Stored data:
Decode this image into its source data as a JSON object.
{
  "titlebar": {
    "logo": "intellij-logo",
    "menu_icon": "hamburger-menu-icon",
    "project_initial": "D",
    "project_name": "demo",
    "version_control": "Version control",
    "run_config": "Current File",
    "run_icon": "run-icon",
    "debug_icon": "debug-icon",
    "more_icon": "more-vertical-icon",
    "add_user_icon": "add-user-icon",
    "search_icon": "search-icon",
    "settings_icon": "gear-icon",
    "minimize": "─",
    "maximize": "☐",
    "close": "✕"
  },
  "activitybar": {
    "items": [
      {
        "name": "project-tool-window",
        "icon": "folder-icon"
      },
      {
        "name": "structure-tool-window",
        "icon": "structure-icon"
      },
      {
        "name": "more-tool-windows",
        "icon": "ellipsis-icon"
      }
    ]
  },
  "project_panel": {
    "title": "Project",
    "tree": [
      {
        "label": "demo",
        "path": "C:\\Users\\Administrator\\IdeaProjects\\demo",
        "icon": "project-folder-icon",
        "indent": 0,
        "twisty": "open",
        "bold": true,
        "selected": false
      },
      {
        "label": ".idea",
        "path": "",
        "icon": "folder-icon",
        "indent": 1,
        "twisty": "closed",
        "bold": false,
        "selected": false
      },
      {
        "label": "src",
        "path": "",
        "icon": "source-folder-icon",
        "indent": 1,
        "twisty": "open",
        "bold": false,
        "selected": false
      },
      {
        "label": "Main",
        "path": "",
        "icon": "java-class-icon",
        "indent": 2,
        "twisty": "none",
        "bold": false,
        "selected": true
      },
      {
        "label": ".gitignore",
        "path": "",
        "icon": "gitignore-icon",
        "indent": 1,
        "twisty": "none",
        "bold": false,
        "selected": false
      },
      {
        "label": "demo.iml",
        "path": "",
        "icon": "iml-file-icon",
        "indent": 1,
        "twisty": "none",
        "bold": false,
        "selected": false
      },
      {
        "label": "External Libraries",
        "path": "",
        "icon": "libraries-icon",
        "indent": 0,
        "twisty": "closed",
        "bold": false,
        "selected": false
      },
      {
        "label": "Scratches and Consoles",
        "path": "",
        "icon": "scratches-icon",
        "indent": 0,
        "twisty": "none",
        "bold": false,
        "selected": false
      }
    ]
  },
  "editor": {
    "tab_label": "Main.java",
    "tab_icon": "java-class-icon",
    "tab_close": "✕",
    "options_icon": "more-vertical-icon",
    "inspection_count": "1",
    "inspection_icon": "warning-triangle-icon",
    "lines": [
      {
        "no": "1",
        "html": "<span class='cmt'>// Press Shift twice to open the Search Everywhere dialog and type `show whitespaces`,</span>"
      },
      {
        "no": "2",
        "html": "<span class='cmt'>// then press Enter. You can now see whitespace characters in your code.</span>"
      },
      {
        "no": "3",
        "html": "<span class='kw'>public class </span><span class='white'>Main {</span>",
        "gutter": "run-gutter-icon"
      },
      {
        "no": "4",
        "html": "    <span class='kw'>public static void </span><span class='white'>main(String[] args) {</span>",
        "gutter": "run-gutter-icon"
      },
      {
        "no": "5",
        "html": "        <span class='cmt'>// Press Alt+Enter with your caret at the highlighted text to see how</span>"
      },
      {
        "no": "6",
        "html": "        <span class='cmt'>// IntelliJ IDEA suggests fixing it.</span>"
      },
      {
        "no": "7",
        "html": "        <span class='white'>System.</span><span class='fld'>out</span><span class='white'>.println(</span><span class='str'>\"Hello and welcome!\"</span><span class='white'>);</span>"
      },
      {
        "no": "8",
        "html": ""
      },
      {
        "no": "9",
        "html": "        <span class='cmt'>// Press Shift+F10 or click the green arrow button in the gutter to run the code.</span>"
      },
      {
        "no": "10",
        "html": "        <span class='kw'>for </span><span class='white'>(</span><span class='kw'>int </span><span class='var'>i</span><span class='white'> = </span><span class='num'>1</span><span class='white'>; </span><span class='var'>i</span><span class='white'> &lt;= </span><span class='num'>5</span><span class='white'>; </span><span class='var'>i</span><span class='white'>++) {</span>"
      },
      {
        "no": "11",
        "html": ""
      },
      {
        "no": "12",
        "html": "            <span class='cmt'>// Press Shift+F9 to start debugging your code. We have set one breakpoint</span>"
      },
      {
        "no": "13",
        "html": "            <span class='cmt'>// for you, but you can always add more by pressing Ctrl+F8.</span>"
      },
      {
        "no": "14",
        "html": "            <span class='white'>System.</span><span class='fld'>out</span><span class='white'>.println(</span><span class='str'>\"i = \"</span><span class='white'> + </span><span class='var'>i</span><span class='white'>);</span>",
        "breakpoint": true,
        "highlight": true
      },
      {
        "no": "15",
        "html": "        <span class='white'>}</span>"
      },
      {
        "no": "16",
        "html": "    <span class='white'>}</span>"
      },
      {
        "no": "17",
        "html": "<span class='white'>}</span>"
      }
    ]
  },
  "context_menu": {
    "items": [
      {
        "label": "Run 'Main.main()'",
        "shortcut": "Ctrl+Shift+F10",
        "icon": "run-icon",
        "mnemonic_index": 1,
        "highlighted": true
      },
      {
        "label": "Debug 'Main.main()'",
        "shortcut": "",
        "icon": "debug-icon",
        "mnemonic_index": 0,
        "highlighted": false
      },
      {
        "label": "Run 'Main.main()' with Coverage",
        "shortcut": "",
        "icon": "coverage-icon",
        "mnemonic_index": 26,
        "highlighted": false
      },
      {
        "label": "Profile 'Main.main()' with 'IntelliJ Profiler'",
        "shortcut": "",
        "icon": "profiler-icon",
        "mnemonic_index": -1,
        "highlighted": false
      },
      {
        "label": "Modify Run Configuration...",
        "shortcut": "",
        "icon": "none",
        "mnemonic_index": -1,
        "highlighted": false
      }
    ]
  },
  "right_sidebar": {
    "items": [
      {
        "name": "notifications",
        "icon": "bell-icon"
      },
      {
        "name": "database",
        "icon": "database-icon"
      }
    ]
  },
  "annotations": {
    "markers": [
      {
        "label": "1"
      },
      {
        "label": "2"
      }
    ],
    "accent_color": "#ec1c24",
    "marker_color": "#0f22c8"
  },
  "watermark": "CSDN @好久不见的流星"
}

> [Exercise] Return every entry verbatim.

> [Task result]
Decode this image into its source data as a JSON object.
{
  "titlebar": {
    "logo": "intellij-logo",
    "menu_icon": "hamburger-menu-icon",
    "project_initial": "D",
    "project_name": "demo",
    "version_control": "Version control",
    "run_config": "Current File",
    "run_icon": "run-icon",
    "debug_icon": "debug-icon",
    "more_icon": "more-vertical-icon",
    "add_user_icon": "add-user-icon",
    "search_icon": "search-icon",
    "settings_icon": "gear-icon",
    "minimize": "─",
    "maximize": "☐",
    "close": "✕"
  },
  "activitybar": {
    "items": [
      {
        "name": "project-tool-window",
        "icon": "folder-icon"
      },
      {
        "name": "structure-tool-window",
        "icon": "structure-icon"
      },
      {
        "name": "more-tool-windows",
        "icon": "ellipsis-icon"
      }
    ]
  },
  "project_panel": {
    "title": "Project",
    "tree": [
      {
        "label": "demo",
        "path": "C:\\Users\\Administrator\\IdeaProjects\\demo",
        "icon": "project-folder-icon",
        "indent": 0,
        "twisty": "open",
        "bold": true,
        "selected": false
      },
      {
        "label": ".idea",
        "path": "",
        "icon": "folder-icon",
        "indent": 1,
        "twisty": "closed",
        "bold": false,
        "selected": false
      },
      {
        "label": "src",
        "path": "",
        "icon": "source-folder-icon",
        "indent": 1,
        "twisty": "open",
        "bold": false,
        "selected": false
      },
      {
        "label": "Main",
        "path": "",
        "icon": "java-class-icon",
        "indent": 2,
        "twisty": "none",
        "bold": false,
        "selected": true
      },
      {
        "label": ".gitignore",
        "path": "",
        "icon": "gitignore-icon",
        "indent": 1,
        "twisty": "none",
        "bold": false,
        "selected": false
      },
      {
        "label": "demo.iml",
        "path": "",
        "icon": "iml-file-icon",
        "indent": 1,
        "twisty": "none",
        "bold": false,
        "selected": false
      },
      {
        "label": "External Libraries",
        "path": "",
        "icon": "libraries-icon",
        "indent": 0,
        "twisty": "closed",
        "bold": false,
        "selected": false
      },
      {
        "label": "Scratches and Consoles",
        "path": "",
        "icon": "scratches-icon",
        "indent": 0,
        "twisty": "none",
        "bold": false,
        "selected": false
      }
    ]
  },
  "editor": {
    "tab_label": "Main.java",
    "tab_icon": "java-class-icon",
    "tab_close": "✕",
    "options_icon": "more-vertical-icon",
    "inspection_count": "1",
    "inspection_icon": "warning-triangle-icon",
    "lines": [
      {
        "no": "1",
        "html": "<span class='cmt'>// Press Shift twice to open the Search Everywhere dialog and type `show whitespaces`,</span>"
      },
      {
        "no": "2",
        "html": "<span class='cmt'>// then press Enter. You can now see whitespace characters in your code.</span>"
      },
      {
        "no": "3",
        "html": "<span class='kw'>public class </span><span class='white'>Main {</span>",
        "gutter": "run-gutter-icon"
      },
      {
        "no": "4",
        "html": "    <span class='kw'>public static void </span><span class='white'>main(String[] args) {</span>",
        "gutter": "run-gutter-icon"
      },
      {
        "no": "5",
        "html": "        <span class='cmt'>// Press Alt+Enter with your caret at the highlighted text to see how</span>"
      },
      {
        "no": "6",
        "html": "        <span class='cmt'>// IntelliJ IDEA suggests fixing it.</span>"
      },
      {
        "no": "7",
        "html": "        <span class='white'>System.</span><span class='fld'>out</span><span class='white'>.println(</span><span class='str'>\"Hello and welcome!\"</span><span class='white'>);</span>"
      },
      {
        "no": "8",
        "html": ""
      },
      {
        "no": "9",
        "html": "        <span class='cmt'>// Press Shift+F10 or click the green arrow button in the gutter to run the code.</span>"
      },
      {
        "no": "10",
        "html": "        <span class='kw'>for </span><span class='white'>(</span><span class='kw'>int </span><span class='var'>i</span><span class='white'> = </span><span class='num'>1</span><span class='white'>; </span><span class='var'>i</span><span class='white'> &lt;= </span><span class='num'>5</span><span class='white'>; </span><span class='var'>i</span><span class='white'>++) {</span>"
      },
      {
        "no": "11",
        "html": ""
      },
      {
        "no": "12",
        "html": "            <span class='cmt'>// Press Shift+F9 to start debugging your code. We have set one breakpoint</span>"
      },
      {
        "no": "13",
        "html": "            <span class='cmt'>// for you, but you can always add more by pressing Ctrl+F8.</span>"
      },
      {
        "no": "14",
        "html": "            <span class='white'>System.</span><span class='fld'>out</span><span class='white'>.println(</span><span class='str'>\"i = \"</span><span class='white'> + </span><span class='var'>i</span><span class='white'>);</span>",
        "breakpoint": true,
        "highlight": true
      },
      {
        "no": "15",
        "html": "        <span class='white'>}</span>"
      },
      {
        "no": "16",
        "html": "    <span class='white'>}</span>"
      },
      {
        "no": "17",
        "html": "<span class='white'>}</span>"
      }
    ]
  },
  "context_menu": {
    "items": [
      {
        "label": "Run 'Main.main()'",
        "shortcut": "Ctrl+Shift+F10",
        "icon": "run-icon",
        "mnemonic_index": 1,
        "highlighted": true
      },
      {
        "label": "Debug 'Main.main()'",
        "shortcut": "",
        "icon": "debug-icon",
        "mnemonic_index": 0,
        "highlighted": false
      },
      {
        "label": "Run 'Main.main()' with Coverage",
        "shortcut": "",
        "icon": "coverage-icon",
        "mnemonic_index": 26,
        "highlighted": false
      },
      {
        "label": "Profile 'Main.main()' with 'IntelliJ Profiler'",
        "shortcut": "",
        "icon": "profiler-icon",
        "mnemonic_index": -1,
        "highlighted": false
      },
      {
        "label": "Modify Run Configuration...",
        "shortcut": "",
        "icon": "none",
        "mnemonic_index": -1,
        "highlighted": false
      }
    ]
  },
  "right_sidebar": {
    "items": [
      {
        "name": "notifications",
        "icon": "bell-icon"
      },
      {
        "name": "database",
        "icon": "database-icon"
      }
    ]
  },
  "annotations": {
    "markers": [
      {
        "label": "1"
      },
      {
        "label": "2"
      }
    ],
    "accent_color": "#ec1c24",
    "marker_color": "#0f22c8"
  },
  "watermark": "CSDN @好久不见的流星"
}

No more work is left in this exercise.